> **TASK DIRECTIONS**
Extract, from the records beneath this instruction, each line that contains the word "fogási".

Data records:
** Start **

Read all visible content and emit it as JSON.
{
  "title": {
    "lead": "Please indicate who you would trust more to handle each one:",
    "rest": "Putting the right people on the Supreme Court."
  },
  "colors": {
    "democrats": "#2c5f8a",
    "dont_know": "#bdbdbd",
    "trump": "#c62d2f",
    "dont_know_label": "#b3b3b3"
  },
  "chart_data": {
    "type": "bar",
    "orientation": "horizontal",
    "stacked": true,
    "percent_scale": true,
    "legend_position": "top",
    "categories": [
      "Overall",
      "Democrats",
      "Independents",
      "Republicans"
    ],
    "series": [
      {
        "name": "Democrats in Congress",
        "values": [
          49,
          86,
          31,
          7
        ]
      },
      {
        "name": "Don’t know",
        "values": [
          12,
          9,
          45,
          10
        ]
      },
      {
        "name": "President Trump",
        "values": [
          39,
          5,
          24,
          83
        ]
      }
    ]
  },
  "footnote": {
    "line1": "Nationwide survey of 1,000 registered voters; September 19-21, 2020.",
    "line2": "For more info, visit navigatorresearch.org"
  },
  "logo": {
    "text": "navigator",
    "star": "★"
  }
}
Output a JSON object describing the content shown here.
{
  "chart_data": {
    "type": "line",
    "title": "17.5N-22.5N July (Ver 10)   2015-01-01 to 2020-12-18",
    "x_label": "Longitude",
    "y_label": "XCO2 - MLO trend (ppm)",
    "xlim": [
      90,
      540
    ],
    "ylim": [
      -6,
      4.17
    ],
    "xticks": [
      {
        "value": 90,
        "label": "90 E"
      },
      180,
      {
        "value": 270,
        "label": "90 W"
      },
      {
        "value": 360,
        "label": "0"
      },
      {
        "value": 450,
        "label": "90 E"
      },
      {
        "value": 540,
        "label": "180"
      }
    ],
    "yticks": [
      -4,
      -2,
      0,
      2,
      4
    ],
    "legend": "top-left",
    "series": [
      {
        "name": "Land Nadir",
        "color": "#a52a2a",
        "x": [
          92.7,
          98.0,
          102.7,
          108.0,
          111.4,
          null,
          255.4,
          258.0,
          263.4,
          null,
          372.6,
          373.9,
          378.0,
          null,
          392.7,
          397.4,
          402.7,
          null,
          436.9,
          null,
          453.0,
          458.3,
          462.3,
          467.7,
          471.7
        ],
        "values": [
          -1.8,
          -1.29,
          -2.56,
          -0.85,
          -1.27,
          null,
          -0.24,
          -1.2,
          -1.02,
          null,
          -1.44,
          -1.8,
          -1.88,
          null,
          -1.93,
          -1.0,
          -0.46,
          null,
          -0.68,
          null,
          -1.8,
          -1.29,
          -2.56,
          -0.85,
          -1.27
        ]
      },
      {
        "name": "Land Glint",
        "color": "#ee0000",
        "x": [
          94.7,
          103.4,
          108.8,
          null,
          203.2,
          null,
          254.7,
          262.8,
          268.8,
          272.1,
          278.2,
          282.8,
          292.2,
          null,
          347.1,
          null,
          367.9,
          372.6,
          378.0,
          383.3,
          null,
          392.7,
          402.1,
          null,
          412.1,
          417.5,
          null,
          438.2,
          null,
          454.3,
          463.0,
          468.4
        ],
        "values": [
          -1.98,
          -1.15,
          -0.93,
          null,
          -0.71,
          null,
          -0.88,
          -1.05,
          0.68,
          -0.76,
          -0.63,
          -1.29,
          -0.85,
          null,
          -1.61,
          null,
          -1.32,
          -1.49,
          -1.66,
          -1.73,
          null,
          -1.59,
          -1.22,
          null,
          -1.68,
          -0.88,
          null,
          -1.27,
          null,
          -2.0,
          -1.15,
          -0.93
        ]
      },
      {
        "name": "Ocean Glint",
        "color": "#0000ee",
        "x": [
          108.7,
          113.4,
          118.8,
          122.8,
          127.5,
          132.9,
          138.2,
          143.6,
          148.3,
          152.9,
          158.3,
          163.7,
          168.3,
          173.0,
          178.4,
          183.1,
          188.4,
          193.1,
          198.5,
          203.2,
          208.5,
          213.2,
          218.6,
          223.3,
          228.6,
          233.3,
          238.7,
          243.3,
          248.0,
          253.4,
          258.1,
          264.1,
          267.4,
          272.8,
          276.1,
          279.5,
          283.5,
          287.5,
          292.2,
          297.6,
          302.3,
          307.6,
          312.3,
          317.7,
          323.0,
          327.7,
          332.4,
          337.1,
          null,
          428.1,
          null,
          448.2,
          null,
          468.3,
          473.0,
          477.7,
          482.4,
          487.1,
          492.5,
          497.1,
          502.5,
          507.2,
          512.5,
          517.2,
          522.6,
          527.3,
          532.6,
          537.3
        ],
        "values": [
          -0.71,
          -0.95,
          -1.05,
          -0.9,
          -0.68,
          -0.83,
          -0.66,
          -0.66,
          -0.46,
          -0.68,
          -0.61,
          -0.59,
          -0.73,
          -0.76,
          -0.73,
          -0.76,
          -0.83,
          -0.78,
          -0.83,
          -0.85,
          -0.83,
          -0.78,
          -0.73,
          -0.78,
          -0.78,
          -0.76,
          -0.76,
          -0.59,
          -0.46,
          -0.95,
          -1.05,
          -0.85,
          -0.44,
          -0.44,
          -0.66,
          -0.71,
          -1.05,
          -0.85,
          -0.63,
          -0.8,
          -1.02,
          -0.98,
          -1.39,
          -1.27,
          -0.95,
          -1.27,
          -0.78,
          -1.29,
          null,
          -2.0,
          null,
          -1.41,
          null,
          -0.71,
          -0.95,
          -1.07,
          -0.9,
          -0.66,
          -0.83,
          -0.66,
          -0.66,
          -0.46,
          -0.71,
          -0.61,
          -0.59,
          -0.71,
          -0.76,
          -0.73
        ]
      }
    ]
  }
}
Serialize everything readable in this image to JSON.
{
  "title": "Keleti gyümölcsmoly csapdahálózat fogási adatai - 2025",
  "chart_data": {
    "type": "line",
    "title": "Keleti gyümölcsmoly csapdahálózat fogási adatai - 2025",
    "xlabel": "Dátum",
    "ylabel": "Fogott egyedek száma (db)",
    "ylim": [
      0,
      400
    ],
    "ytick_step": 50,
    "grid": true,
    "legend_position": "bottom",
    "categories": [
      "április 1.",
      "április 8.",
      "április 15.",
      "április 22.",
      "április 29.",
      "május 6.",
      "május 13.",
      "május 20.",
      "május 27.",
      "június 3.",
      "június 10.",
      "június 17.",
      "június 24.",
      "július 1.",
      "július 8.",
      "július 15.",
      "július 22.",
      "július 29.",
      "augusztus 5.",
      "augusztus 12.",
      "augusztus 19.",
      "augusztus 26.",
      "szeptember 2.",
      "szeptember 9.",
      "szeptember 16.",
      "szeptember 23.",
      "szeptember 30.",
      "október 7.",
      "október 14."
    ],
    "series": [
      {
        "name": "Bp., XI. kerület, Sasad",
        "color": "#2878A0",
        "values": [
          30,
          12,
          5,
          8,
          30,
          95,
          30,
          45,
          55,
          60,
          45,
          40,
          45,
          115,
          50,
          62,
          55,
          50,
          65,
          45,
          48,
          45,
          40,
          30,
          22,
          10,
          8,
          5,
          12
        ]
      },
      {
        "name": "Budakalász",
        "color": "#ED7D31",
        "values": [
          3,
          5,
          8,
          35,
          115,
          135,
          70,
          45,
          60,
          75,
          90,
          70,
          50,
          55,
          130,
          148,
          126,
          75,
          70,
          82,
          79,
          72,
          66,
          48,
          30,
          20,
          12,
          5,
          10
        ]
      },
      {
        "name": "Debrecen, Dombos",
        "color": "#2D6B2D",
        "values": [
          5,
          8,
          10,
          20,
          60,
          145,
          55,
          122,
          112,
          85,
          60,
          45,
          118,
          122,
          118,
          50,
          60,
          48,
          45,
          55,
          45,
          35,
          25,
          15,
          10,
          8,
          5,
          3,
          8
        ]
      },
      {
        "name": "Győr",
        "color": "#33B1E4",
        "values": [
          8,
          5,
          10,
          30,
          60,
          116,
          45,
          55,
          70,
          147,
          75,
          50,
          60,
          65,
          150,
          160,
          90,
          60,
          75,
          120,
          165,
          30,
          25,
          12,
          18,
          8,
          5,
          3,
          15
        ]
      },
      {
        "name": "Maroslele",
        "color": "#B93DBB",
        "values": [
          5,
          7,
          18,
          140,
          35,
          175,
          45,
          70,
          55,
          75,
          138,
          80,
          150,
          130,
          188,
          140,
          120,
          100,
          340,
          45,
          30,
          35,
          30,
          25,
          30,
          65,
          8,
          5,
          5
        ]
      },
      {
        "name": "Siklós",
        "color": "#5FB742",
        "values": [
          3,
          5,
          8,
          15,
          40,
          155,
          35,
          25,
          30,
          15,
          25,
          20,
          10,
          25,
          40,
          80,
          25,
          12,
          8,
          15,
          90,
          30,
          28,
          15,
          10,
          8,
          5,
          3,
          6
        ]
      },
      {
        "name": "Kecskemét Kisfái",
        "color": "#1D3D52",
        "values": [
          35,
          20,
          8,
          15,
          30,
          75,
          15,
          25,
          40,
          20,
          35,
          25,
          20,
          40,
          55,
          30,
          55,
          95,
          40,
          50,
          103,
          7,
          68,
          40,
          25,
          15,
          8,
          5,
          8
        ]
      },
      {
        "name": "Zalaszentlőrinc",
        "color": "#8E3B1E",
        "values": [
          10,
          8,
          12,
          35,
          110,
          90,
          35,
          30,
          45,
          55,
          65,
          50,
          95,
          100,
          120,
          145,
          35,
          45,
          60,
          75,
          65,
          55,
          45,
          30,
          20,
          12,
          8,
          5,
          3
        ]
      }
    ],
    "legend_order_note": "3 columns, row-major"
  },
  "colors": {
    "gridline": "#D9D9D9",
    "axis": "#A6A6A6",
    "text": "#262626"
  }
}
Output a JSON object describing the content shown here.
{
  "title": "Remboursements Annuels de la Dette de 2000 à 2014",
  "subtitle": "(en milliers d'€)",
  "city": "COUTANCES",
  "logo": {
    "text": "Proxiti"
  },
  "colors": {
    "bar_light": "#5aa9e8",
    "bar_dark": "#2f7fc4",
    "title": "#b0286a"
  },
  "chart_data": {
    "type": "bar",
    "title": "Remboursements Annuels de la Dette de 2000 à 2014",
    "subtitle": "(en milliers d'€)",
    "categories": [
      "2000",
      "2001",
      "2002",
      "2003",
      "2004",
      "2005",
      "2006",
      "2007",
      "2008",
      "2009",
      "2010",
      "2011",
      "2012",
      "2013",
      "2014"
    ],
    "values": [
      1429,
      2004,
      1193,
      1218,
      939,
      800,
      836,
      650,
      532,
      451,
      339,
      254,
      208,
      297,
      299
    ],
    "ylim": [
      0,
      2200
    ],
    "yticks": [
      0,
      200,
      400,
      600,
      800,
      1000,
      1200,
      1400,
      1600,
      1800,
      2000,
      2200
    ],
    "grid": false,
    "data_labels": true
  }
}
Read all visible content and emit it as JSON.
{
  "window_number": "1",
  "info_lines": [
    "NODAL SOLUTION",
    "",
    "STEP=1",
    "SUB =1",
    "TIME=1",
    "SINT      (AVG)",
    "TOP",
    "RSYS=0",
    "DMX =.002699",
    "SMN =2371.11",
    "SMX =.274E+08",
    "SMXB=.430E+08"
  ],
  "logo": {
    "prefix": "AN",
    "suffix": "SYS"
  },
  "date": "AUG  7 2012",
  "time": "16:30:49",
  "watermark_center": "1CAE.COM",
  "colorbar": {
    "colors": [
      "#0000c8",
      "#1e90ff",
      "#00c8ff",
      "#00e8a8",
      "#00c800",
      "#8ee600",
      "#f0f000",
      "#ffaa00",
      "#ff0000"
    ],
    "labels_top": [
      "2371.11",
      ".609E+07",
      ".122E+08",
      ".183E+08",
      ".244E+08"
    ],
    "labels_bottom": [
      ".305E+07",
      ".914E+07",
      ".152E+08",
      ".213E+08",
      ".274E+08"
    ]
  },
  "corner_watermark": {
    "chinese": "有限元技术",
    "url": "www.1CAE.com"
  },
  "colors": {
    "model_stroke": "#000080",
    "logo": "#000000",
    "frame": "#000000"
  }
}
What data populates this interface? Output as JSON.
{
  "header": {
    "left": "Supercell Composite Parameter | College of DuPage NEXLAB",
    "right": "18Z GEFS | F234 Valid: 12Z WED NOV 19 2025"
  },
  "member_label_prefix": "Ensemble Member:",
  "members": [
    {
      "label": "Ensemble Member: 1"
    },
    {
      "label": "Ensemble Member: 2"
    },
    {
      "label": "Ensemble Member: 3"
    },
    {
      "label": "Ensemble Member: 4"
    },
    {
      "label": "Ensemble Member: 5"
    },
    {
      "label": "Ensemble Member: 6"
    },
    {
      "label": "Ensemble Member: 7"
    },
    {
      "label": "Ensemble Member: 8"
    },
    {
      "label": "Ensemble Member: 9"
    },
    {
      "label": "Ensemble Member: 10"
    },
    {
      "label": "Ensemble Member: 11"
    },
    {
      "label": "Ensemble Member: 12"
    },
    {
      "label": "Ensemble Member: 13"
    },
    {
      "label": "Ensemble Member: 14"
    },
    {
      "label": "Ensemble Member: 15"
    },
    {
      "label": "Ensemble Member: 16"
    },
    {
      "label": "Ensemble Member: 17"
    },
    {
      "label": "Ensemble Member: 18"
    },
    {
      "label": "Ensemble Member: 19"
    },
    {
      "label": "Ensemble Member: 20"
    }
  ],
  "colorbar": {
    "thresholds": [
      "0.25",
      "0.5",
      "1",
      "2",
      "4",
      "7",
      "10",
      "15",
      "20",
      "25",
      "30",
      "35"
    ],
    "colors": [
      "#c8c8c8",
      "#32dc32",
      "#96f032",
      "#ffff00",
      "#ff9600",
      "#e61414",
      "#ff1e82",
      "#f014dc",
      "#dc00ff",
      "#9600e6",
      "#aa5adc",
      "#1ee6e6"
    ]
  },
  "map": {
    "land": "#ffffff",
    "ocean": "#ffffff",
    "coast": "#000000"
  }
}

** End **

> **EXERCISE OUTPUT**
  "title": "Keleti gyümölcsmoly csapdahálózat fogási adatai - 2025",
    "title": "Keleti gyümölcsmoly csapdahálózat fogási adatai - 2025",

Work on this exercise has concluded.